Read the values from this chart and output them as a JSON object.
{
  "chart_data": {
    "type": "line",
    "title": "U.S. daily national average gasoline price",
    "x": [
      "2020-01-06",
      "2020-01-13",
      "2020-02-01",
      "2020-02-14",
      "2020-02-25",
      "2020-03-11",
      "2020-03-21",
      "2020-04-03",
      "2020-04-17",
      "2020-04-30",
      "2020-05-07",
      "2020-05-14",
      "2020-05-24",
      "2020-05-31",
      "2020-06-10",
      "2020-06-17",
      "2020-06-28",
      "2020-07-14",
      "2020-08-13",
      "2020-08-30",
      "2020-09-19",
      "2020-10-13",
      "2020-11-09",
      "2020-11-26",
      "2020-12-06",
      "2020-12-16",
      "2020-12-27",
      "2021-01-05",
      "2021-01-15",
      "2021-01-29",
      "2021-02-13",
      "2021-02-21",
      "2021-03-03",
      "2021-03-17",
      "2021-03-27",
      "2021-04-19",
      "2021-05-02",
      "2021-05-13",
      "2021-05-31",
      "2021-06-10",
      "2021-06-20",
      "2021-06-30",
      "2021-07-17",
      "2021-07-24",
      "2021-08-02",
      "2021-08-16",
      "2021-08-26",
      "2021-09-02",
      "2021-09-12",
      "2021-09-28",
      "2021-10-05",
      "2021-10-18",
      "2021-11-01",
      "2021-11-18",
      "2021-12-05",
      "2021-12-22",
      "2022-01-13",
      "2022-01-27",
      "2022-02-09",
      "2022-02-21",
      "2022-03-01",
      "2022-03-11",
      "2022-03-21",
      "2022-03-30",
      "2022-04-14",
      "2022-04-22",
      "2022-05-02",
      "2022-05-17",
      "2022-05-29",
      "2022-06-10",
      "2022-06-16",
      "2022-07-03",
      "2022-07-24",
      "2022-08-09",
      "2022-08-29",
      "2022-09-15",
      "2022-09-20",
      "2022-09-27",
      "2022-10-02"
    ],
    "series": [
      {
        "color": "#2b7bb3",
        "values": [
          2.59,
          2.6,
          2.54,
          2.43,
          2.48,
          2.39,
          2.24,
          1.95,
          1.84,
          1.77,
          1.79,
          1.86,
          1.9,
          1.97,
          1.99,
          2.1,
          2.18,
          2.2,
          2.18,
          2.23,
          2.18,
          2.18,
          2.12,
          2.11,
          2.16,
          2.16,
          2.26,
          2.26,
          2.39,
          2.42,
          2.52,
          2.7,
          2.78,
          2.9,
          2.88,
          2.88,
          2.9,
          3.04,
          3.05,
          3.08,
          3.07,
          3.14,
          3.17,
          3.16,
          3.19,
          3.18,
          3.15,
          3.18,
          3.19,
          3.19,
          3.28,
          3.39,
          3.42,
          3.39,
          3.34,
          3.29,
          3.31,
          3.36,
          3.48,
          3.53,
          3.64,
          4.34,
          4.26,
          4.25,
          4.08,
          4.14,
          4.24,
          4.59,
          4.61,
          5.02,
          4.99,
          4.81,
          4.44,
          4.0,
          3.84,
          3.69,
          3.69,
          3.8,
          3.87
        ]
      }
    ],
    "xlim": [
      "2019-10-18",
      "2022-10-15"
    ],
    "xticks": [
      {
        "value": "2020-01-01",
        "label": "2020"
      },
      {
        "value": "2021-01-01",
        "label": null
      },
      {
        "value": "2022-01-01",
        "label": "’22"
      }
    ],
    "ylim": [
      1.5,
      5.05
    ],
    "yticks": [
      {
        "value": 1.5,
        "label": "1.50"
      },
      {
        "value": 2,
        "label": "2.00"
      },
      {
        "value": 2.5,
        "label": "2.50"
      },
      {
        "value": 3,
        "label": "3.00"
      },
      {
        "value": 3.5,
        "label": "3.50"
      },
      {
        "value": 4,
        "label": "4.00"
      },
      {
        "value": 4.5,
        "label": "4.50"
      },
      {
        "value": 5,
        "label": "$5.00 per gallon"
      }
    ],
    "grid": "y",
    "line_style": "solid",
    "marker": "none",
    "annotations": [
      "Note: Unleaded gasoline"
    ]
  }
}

## Stated exercise:
Write the listing out again, exactly as shown above.

## Problem solution:
Read the values from this chart and output them as a JSON object.
{
  "chart_data": {
    "type": "line",
    "title": "U.S. daily national average gasoline price",
    "x": [
      "2020-01-06",
      "2020-01-13",
      "2020-02-01",
      "2020-02-14",
      "2020-02-25",
      "2020-03-11",
      "2020-03-21",
      "2020-04-03",
      "2020-04-17",
      "2020-04-30",
      "2020-05-07",
      "2020-05-14",
      "2020-05-24",
      "2020-05-31",
      "2020-06-10",
      "2020-06-17",
      "2020-06-28",
      "2020-07-14",
      "2020-08-13",
      "2020-08-30",
      "2020-09-19",
      "2020-10-13",
      "2020-11-09",
      "2020-11-26",
      "2020-12-06",
      "2020-12-16",
      "2020-12-27",
      "2021-01-05",
      "2021-01-15",
      "2021-01-29",
      "2021-02-13",
      "2021-02-21",
      "2021-03-03",
      "2021-03-17",
      "2021-03-27",
      "2021-04-19",
      "2021-05-02",
      "2021-05-13",
      "2021-05-31",
      "2021-06-10",
      "2021-06-20",
      "2021-06-30",
      "2021-07-17",
      "2021-07-24",
      "2021-08-02",
      "2021-08-16",
      "2021-08-26",
      "2021-09-02",
      "2021-09-12",
      "2021-09-28",
      "2021-10-05",
      "2021-10-18",
      "2021-11-01",
      "2021-11-18",
      "2021-12-05",
      "2021-12-22",
      "2022-01-13",
      "2022-01-27",
      "2022-02-09",
      "2022-02-21",
      "2022-03-01",
      "2022-03-11",
      "2022-03-21",
      "2022-03-30",
      "2022-04-14",
      "2022-04-22",
      "2022-05-02",
      "2022-05-17",
      "2022-05-29",
      "2022-06-10",
      "2022-06-16",
      "2022-07-03",
      "2022-07-24",
      "2022-08-09",
      "2022-08-29",
      "2022-09-15",
      "2022-09-20",
      "2022-09-27",
      "2022-10-02"
    ],
    "series": [
      {
        "color": "#2b7bb3",
        "values": [
          2.59,
          2.6,
          2.54,
          2.43,
          2.48,
          2.39,
          2.24,
          1.95,
          1.84,
          1.77,
          1.79,
          1.86,
          1.9,
          1.97,
          1.99,
          2.1,
          2.18,
          2.2,
          2.18,
          2.23,
          2.18,
          2.18,
          2.12,
          2.11,
          2.16,
          2.16,
          2.26,
          2.26,
          2.39,
          2.42,
          2.52,
          2.7,
          2.78,
          2.9,
          2.88,
          2.88,
          2.9,
          3.04,
          3.05,
          3.08,
          3.07,
          3.14,
          3.17,
          3.16,
          3.19,
          3.18,
          3.15,
          3.18,
          3.19,
          3.19,
          3.28,
          3.39,
          3.42,
          3.39,
          3.34,
          3.29,
          3.31,
          3.36,
          3.48,
          3.53,
          3.64,
          4.34,
          4.26,
          4.25,
          4.08,
          4.14,
          4.24,
          4.59,
          4.61,
          5.02,
          4.99,
          4.81,
          4.44,
          4.0,
          3.84,
          3.69,
          3.69,
          3.8,
          3.87
        ]
      }
    ],
    "xlim": [
      "2019-10-18",
      "2022-10-15"
    ],
    "xticks": [
      {
        "value": "2020-01-01",
        "label": "2020"
      },
      {
        "value": "2021-01-01",
        "label": null
      },
      {
        "value": "2022-01-01",
        "label": "’22"
      }
    ],
    "ylim": [
      1.5,
      5.05
    ],
    "yticks": [
      {
        "value": 1.5,
        "label": "1.50"
      },
      {
        "value": 2,
        "label": "2.00"
      },
      {
        "value": 2.5,
        "label": "2.50"
      },
      {
        "value": 3,
        "label": "3.00"
      },
      {
        "value": 3.5,
        "label": "3.50"
      },
      {
        "value": 4,
        "label": "4.00"
      },
      {
        "value": 4.5,
        "label": "4.50"
      },
      {
        "value": 5,
        "label": "$5.00 per gallon"
      }
    ],
    "grid": "y",
    "line_style": "solid",
    "marker": "none",
    "annotations": [
      "Note: Unleaded gasoline"
    ]
  }
}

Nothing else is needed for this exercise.